━━━ TEXTAUSZUG ━━━

Das Buch direkt bei Amazon bestellen Lionel Shriver
Wir müssen über Kevin reden

Originaltitel: We need to talk about Kevin
Aus dem Englischen von Gesine Strempel
List gebunden
ISBN 3-471-78679-1

Evas Sohn Kevin hat eine furchtbare Gewalttat begangen: In der Schule hat er mehrere Menschen getötet.
Von allen verurteilt und von jetzt an auf sich selbst gestellt, findet Eva den Mut, sich in aller Offenheit den quälenden Fragen auszusetzen: Hätte sie ihr Kind mehr lieben sollen? Hätte sie das Unglück verhindern können? Hätte sie ihre Ehe retten können?

Rezension:
Kann ein Mensch von Geburt an abgrundtief böse sein?
Lässt sich die unfassbare Tat eines Jugendlichen immer seiner Erziehung und seiner Umwelt anlasten?
Muss eine Mutter ihr Kind automatisch lieben?
Diese und mehr Fragen, über die sich ausgesprochen kontrovers diskutieren lässt, wirft der brillante Roman von Lionel Shriver auf, während er in Form von Briefen der Ich-Erzählerin Eva an ihren über alles geliebten Mann Franklin die Geschichte ihres Sohnes Kevin Khatchadourian vor dem Leser ausbreitet.

Anrührend, berührend, komisch und unheilvoll, so beginnt das Buch. Ja, unheilvoll – steckt doch hinter jeder der unbeschwerten Zeilen das Wissen (auch des Lesers, der ja den Klappentext kennt!) um jenen „Donnerstag“, der so vielen Menschen das Herz gebrochen hat.

━━━

### AUFGABENSTELLUNG
Gib aus der Buchbesprechung oben den Abschnitt von „Evas Sohn Kevin“ bis einschließlich „dem Leser ausbreitet.“ wortgetreu wieder.

━━━ DATENSATZAUSZUG ━━━

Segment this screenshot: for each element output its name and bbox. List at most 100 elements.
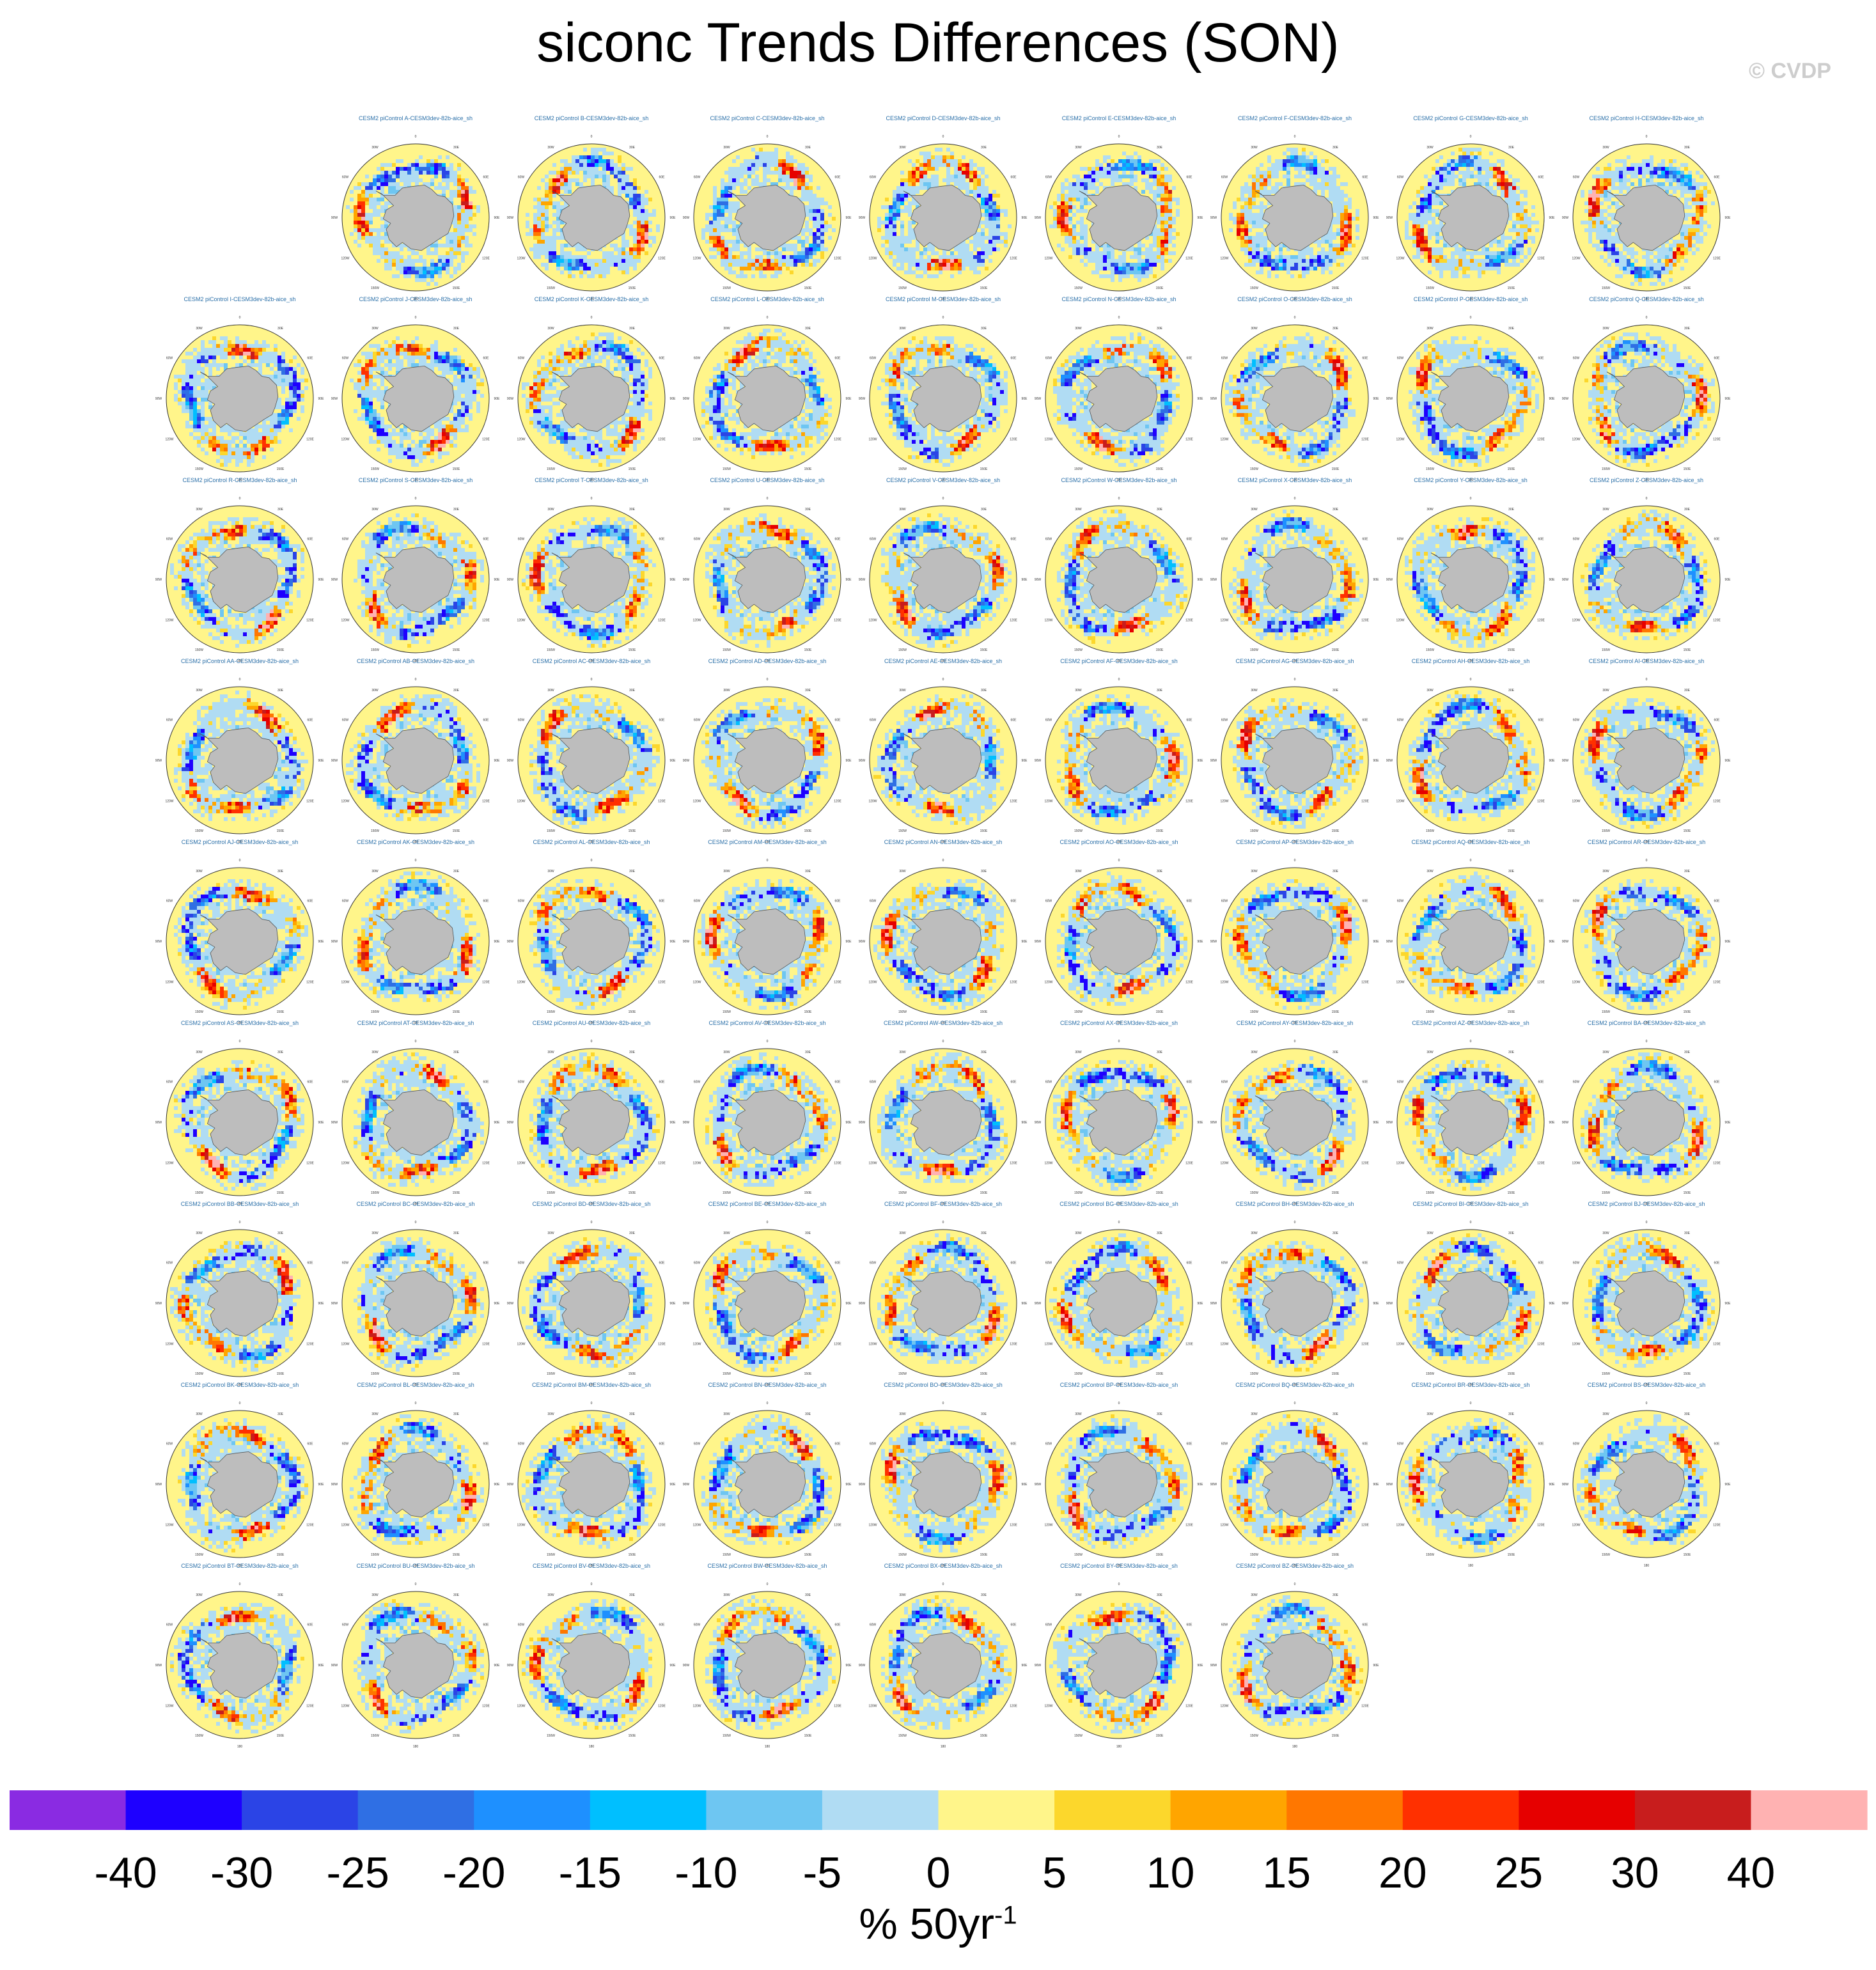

━━━

### DIE ANTWORT
Evas Sohn Kevin hat eine furchtbare Gewalttat begangen: In der Schule hat er mehrere Menschen getötet.
Von allen verurteilt und von jetzt an auf sich selbst gestellt, findet Eva den Mut, sich in aller Offenheit den quälenden Fragen auszusetzen: Hätte sie ihr Kind mehr lieben sollen? Hätte sie das Unglück verhindern können? Hätte sie ihre Ehe retten können?

Rezension:
Kann ein Mensch von Geburt an abgrundtief böse sein?
Lässt sich die unfassbare Tat eines Jugendlichen immer seiner Erziehung und seiner Umwelt anlasten?
Muss eine Mutter ihr Kind automatisch lieben?
Diese und mehr Fragen, über die sich ausgesprochen kontrovers diskutieren lässt, wirft der brillante Roman von Lionel Shriver auf, während er in Form von Briefen der Ich-Erzählerin Eva an ihren über alles geliebten Mann Franklin die Geschichte ihres Sohnes Kevin Khatchadourian vor dem Leser ausbreitet.